TASK OBJECTIVE:
Wherever the word "Kuiper" shows up in a line, please copy that line.

RECORDS PROVIDED:
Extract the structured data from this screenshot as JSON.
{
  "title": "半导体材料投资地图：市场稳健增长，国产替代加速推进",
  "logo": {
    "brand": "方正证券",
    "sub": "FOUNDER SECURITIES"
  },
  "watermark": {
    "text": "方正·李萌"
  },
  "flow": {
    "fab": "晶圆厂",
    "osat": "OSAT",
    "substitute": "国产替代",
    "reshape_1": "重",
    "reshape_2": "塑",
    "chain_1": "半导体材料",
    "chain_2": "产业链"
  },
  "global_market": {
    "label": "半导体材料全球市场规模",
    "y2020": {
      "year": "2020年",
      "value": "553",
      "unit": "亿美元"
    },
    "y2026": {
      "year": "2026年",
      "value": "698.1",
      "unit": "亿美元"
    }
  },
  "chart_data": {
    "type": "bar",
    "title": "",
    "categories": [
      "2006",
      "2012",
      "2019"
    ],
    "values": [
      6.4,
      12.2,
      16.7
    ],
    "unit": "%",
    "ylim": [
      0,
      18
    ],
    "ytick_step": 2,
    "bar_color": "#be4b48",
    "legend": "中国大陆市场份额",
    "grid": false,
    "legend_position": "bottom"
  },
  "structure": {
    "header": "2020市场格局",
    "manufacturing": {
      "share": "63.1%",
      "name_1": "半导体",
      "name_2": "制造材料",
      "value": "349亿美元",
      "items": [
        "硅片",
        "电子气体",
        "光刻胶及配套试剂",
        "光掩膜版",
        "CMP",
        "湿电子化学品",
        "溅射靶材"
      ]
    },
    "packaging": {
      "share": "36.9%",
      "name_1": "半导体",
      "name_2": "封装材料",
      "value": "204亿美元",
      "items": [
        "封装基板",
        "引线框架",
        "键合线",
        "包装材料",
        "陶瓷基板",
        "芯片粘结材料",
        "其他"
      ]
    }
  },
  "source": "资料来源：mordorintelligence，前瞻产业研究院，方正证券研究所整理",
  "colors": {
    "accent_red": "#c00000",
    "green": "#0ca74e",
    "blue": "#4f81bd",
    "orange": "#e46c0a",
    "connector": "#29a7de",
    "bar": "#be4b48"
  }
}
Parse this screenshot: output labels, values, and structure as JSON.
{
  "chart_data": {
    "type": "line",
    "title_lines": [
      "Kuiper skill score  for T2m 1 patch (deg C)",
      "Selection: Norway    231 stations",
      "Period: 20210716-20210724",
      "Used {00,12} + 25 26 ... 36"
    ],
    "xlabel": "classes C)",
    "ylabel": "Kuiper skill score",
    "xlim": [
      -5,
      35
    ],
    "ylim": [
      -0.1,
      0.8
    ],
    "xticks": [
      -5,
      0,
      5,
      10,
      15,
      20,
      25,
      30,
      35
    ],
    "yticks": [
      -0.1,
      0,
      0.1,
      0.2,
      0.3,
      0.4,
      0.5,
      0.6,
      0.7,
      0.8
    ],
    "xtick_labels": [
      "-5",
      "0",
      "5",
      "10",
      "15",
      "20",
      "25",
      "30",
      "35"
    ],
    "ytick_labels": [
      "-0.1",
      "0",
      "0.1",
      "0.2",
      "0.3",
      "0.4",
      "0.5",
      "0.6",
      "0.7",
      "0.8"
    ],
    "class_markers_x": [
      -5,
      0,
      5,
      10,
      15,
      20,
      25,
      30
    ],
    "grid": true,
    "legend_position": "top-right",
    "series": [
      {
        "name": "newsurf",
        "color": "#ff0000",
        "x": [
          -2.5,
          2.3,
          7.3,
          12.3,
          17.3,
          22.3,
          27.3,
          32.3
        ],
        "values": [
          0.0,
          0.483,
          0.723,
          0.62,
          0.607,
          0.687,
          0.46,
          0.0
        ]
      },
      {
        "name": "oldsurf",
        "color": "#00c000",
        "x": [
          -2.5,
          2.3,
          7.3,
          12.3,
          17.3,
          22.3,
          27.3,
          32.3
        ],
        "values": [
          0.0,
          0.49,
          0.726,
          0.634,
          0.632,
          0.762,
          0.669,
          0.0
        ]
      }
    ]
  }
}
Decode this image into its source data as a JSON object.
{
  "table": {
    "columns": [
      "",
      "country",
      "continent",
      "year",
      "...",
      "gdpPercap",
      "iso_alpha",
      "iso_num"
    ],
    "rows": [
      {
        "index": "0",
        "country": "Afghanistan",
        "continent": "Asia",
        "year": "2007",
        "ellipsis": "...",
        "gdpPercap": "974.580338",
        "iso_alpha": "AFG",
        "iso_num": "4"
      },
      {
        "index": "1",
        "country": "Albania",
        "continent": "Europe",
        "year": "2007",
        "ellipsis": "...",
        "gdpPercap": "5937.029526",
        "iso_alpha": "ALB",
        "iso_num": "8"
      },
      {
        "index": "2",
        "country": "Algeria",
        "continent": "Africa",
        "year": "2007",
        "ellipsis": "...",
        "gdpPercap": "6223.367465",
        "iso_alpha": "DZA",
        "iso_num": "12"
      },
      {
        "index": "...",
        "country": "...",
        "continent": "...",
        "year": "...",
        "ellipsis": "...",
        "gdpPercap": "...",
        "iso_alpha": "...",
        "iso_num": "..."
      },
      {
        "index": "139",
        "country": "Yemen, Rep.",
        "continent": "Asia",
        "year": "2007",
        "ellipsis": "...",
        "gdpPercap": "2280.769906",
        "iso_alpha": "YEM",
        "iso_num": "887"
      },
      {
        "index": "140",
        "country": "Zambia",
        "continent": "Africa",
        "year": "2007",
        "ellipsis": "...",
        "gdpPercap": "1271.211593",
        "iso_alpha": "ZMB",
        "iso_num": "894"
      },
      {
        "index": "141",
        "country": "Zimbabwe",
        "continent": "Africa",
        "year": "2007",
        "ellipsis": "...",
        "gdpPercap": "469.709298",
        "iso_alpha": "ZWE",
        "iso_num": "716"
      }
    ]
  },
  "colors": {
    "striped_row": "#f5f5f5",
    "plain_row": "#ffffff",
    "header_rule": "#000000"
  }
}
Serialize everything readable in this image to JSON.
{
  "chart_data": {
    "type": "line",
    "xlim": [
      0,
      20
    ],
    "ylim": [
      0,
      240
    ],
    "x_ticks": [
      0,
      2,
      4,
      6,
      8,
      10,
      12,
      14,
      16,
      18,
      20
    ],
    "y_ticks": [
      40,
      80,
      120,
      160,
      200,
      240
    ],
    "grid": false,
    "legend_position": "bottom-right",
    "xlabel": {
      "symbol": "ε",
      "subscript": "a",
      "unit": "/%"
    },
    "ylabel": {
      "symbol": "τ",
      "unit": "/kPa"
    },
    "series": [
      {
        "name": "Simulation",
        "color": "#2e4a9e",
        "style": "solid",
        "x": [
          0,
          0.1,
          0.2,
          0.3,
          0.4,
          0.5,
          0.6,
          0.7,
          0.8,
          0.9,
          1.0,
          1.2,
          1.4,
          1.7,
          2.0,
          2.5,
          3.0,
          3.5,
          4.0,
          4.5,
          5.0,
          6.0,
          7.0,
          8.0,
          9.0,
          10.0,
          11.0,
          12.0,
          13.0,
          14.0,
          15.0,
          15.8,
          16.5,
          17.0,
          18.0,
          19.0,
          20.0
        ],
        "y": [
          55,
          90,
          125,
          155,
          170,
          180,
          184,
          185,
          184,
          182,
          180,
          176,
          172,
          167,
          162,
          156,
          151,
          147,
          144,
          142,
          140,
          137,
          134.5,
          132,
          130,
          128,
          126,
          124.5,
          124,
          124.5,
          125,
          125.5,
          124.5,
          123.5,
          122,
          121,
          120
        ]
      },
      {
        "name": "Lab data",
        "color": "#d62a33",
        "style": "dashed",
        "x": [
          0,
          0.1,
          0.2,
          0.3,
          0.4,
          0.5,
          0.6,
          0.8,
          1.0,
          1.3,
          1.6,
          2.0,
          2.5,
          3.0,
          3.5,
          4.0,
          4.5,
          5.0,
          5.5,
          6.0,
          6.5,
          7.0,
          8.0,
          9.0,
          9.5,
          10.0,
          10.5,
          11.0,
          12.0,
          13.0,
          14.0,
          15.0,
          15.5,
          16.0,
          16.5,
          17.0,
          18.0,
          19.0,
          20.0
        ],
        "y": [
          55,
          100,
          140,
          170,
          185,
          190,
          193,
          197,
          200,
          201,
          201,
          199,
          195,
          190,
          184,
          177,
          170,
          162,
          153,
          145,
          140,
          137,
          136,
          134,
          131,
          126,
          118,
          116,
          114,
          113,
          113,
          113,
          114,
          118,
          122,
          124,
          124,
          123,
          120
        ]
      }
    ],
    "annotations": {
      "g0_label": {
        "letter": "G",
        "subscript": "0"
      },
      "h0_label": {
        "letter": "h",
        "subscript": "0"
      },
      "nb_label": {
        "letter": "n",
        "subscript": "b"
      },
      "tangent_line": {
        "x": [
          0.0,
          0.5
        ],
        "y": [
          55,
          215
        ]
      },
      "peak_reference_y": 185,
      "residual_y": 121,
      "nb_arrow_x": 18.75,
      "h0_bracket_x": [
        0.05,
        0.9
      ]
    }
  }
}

WRITTEN RESPONSE:
      "Kuiper skill score  for T2m 1 patch (deg C)",
    "ylabel": "Kuiper skill score",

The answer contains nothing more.